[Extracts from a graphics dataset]

◆ ◆ ◆ ◆

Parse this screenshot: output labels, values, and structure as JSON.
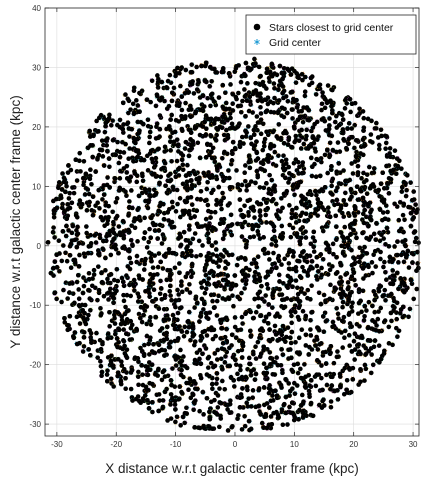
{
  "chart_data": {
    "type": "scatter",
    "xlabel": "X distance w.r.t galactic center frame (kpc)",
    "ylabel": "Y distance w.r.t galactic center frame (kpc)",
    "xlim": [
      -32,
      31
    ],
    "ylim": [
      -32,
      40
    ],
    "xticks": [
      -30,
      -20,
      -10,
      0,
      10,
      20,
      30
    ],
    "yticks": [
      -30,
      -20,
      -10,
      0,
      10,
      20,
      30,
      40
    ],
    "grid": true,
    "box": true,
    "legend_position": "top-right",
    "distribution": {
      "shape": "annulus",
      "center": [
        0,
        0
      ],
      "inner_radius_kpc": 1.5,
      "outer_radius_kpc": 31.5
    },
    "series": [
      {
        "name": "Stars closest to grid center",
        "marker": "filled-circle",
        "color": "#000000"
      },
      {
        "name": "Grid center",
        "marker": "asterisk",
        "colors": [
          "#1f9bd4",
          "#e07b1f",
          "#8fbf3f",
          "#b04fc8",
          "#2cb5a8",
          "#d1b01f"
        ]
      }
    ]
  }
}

◆ ◆ ◆ ◆

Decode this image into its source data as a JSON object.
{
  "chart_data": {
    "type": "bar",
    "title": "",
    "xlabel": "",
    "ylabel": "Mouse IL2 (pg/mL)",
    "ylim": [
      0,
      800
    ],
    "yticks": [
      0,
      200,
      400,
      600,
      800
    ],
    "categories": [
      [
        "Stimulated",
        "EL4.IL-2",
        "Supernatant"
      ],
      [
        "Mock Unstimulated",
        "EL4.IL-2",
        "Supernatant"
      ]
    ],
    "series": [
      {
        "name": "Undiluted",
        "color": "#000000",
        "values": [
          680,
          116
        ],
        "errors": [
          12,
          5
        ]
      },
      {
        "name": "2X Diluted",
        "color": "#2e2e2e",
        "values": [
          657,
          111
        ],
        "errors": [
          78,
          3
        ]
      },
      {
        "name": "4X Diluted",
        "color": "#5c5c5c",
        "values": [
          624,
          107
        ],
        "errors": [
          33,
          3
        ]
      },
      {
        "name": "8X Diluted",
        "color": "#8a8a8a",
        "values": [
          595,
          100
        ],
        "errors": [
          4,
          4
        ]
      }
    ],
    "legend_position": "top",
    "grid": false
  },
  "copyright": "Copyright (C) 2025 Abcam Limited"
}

◆ ◆ ◆ ◆

**GIVEN INSTRUCTION**
List every line above that holds the word "name".

**THE OUTPUT**
        "name": "Stars closest to grid center",
        "name": "Grid center",
        "name": "Undiluted",
        "name": "2X Diluted",
        "name": "4X Diluted",
        "name": "8X Diluted",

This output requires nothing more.